#### AIM
Name every person identified by name in the golf press conference transcript that follows.

#### SOURCE
LEE JANZEN: I do have some positives I can take away this week. I putted extremely well. My touch was great on long putt, my chipping was great. My bunker game has got to be pretty good, holed 3 bunker shots in a row, I never done that. I could have been a little bit better here and there. But overall, I beat a lot of very good players this week. Kenny Perry, other than the last 6 holes, played near perfect golf, and he is on a roll, too. It's great to watch a guy get on a roll like that and play like there is nothing in the way. That he is just out there playing in his own world. That's where I want to be and I am getting close to that. That's what I'm striving for. I guess I should say I know I'm not on top of my game but I'm getting closer every week and maybe the next time I play, I will be there but hopefully soon.

Q. Do you think he was catchable this week at all?

LEE JANZEN: Yes, I thought I was going to catch him before the day started. I never gave up hope today. Obviously on the back nine, I was 6 down at one time. You can't get 6 back at one time. I just needed to hit some good shots, make a few birdies and if I could get within two or three with 3 to play, it's at least a game.

Q. What did your caddy say when you made the joking comment about holeing the bunker shot at 8 and after you holed it, did anybody say anything?

LEE JANZEN: He said, these unbelievable 3 bunker shots in a row. I said well, I knew I couldn't stop it so I just aimed at the pin. He said, well, you hit it.

Q. Did Kenny say anything?

LEE JANZEN: He said great shot, after he made his putt. If he hadn't made his putt, he might not have said anything.

Q. Lee, what is your caddy's name?

LEE JANZEN: Mike Hicks.

Q. You were playing well at Atlanta and played a poor last round did you take anything from that?

LEE JANZEN: I know it was not a good story at Atlanta. I drove the ball well in Atlanta. At other tournaments I would be in position -- I played poorly on Sunday. I hadn't done anything well on Sunday. So that was positive. I drove it well. So I thought I would go out today and play well enough the last three days. It's easier said that done. It's just another day of golf. You just got to go out and play like it's just another round of golf and not worry about any of that stuff that's what I have been doing too much. Today I did less worrying and just tried to play.

Q. I know you guys always talk about just worrying about yourself and not thinking about the other guy, but as well as Kenny has played the last two weeks, were you thinking that the wheels have to start coming off this guy sooner or later before the end of the day hopefully for you?

#### COLLECTED DATA
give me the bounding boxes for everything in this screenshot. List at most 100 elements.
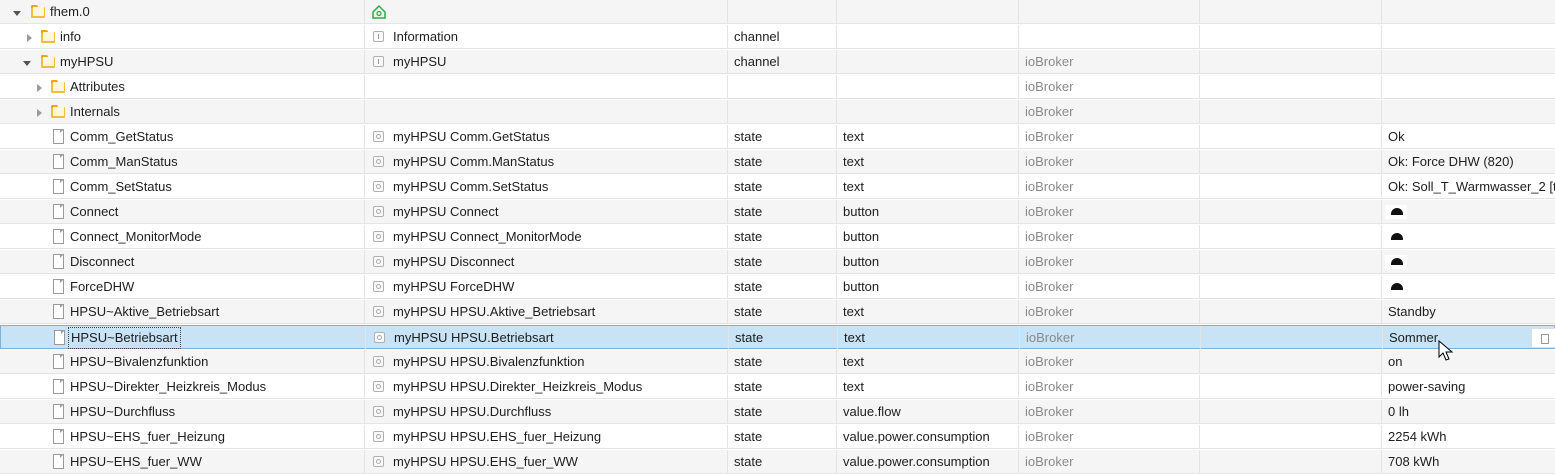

#### WRITTEN RESPONSE
Lee Janzen, Kenny Perry, Mike Hicks